- Given request
Gather all lines in the data that hold the string "this".

- Record extracts

--

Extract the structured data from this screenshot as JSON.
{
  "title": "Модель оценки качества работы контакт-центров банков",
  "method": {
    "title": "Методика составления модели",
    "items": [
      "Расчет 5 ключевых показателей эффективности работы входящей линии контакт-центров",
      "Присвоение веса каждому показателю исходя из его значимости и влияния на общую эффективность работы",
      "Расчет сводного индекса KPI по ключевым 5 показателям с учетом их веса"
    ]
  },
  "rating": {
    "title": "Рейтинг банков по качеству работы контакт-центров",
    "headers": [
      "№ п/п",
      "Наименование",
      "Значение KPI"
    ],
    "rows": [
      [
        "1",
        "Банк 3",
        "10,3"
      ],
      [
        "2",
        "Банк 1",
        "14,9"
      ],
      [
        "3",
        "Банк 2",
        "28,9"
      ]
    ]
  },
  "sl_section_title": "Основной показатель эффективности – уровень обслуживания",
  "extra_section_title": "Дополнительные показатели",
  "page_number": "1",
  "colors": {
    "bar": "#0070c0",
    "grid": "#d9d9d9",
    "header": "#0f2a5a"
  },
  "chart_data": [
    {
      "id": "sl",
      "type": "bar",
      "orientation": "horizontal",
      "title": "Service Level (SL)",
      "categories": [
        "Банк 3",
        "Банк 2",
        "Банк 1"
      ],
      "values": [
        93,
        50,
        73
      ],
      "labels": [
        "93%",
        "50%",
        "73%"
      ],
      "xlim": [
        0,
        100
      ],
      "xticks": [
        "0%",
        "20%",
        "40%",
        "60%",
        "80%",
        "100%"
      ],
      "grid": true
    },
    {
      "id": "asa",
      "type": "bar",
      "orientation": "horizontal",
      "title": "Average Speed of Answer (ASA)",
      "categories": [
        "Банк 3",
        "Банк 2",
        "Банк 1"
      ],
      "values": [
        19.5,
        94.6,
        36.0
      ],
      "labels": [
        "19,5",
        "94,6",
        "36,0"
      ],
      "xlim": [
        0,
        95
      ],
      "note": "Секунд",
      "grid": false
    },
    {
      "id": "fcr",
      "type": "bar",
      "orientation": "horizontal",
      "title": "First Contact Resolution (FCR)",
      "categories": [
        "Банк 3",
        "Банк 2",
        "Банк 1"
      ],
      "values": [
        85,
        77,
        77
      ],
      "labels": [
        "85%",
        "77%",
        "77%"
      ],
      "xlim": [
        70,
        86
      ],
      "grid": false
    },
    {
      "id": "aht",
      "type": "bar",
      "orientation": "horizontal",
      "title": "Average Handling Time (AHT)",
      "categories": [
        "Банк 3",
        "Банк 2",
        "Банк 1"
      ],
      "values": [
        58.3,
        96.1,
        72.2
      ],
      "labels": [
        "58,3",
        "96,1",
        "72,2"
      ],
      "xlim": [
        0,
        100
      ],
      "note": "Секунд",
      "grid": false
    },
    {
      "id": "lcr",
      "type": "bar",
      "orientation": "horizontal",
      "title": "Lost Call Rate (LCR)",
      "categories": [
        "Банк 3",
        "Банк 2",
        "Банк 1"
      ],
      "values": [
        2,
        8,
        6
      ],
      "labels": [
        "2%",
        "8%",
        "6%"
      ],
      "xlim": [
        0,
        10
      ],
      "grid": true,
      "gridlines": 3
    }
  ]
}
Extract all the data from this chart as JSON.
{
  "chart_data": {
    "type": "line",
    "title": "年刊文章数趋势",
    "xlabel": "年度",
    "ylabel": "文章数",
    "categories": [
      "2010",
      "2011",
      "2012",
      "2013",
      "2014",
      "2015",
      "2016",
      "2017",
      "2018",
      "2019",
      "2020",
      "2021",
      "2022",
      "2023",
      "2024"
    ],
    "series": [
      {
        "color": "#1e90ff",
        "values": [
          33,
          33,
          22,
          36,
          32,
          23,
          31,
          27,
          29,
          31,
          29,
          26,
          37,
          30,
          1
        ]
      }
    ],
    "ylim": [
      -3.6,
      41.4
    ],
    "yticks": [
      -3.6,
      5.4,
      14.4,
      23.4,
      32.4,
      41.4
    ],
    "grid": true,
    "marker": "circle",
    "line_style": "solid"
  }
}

--

- Correct answer
Extract the structured data from this screenshot as JSON.
Extract all the data from this chart as JSON.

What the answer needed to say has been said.